++++ DOCUMENT EXTRACT ++++

Later we will define two SQL TVFs called GetFileDetails and GetFileDetailsWithImpersonation. The function GetFileDetails will call the method GetFileDetails from this code. This method just gets the files list and other details such as creation time and last modified time using the SQL Server service account. The FillFileRow method will get this property and return it to the SQL TVF. The SQL TVF function GetFileDetailsWithImpersonation will call the method GetFileDetailsWith Impersonation, which sets the impersonation to your login; and when it calls the GetFileDetails method, it uses your login identity rather than the SQL Server service account. You'll see how to call these SQL TVF functions later.
Now you need to compile the code and create an assembly called GetFileDetails.dll. If you have Visual Studio 2005, you can open the solution GetFileDetails.sln. Build the project by clicking BuildBuild GetFileDetails. That will create the GetFileDetails.dll file in the debug directory under the bin directory in your solution directory. You can deploy this assembly using Visual Studio 2005, but we will do that manually so that you know how to write T-SQL script to deploy the assembly in a database.

++++

■ **EXERCISE DESCRIPTION**
Carry on the passage about building and deploying the GetFileDetails assembly, beginning right after its final sentence.

++++ GIVEN DATA ++++

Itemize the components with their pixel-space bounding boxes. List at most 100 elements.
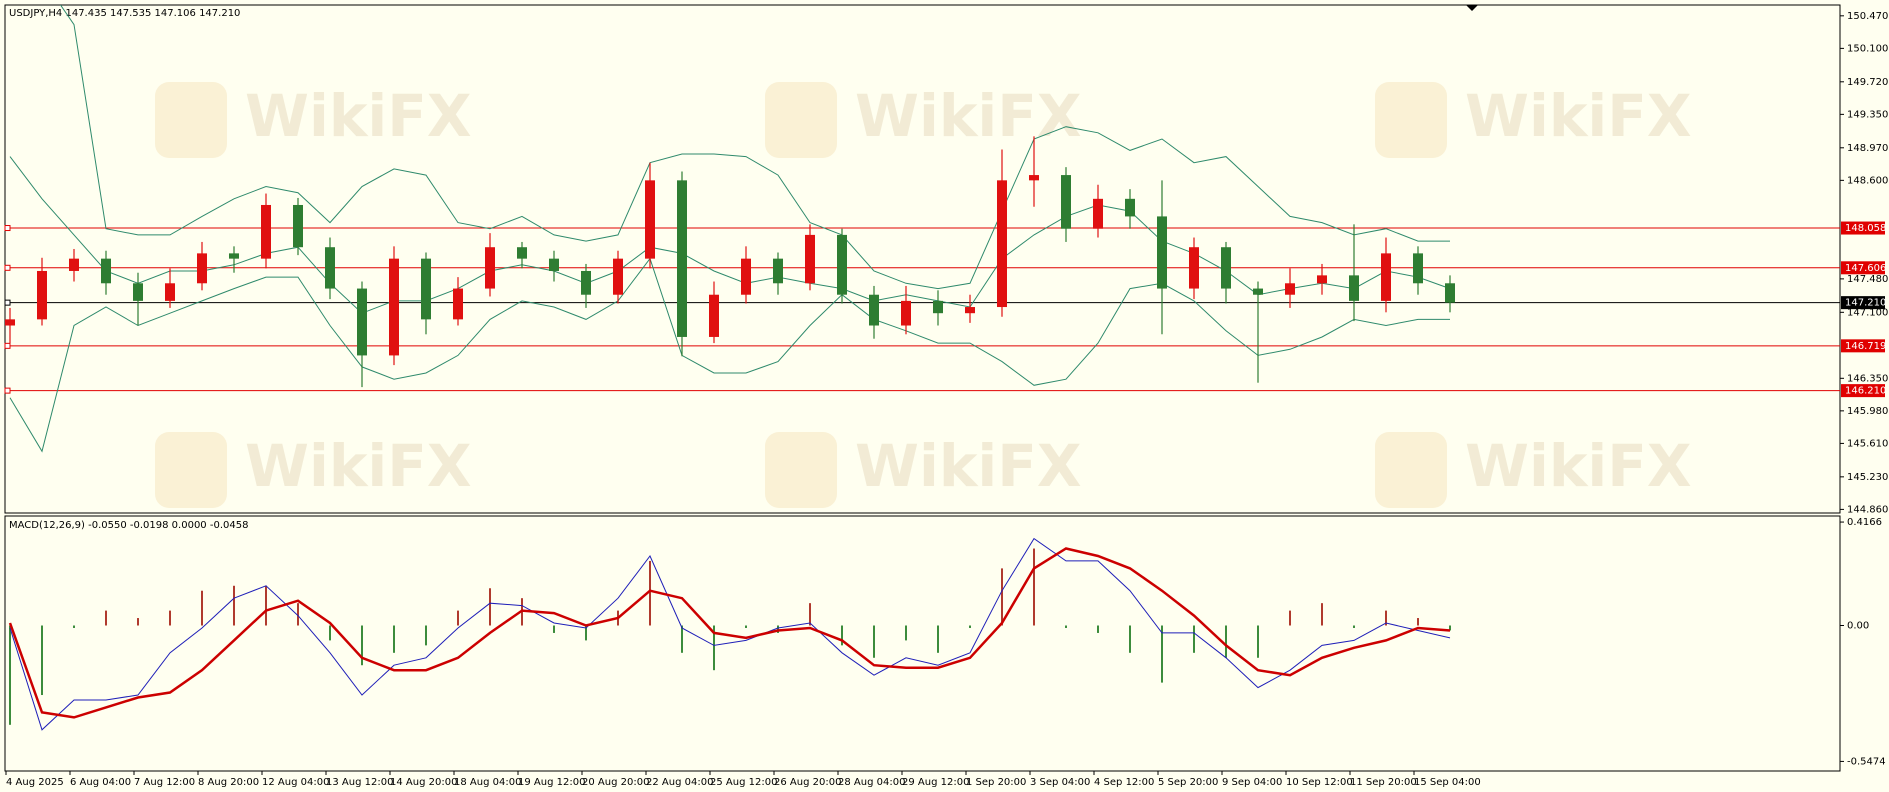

++++

■ **SOLVED PROBLEM**
If you do not have Visual Studio 2005, you can use following command-line utility, csc.exe, to build GetFileDetails.dll:
C:\>C:\WINDOWS\Microsoft.NET\Framework\v2.0.50727\Csc.exe /reference:C:\WINDOWS\Microsoft.NET\Framework\v2.0.50727\System.Data.dll /reference:C:\WINDOWS\Microsoft.NET\Framework\v2.0.50727\System.dll /reference:C :\WINDOWS\Microsoft.NET\Framework\v2.0.50727\System.Xml.dll /keyfile:c:\assembly \keypair.snk /out:c:\assembly\GetFileDetails.dll /target:library C:\assembly\Get FileDetails.cs
The /out parameter specifies the target location where GetFileDetails.dll will be created. The /target parameter specifies that this is a library (DLL). When you specify GetFileDetails.cs, you may have to specify the full path of the file if you are not in the directory where GetFileDetails.cs is located. In addition, the option /keyfile is used to sign the assembly. You will see why we have used this option when we register the assembly.
Now that you have created the DLL, you need to deploy the assembly and associate it with SQL user-defined functions.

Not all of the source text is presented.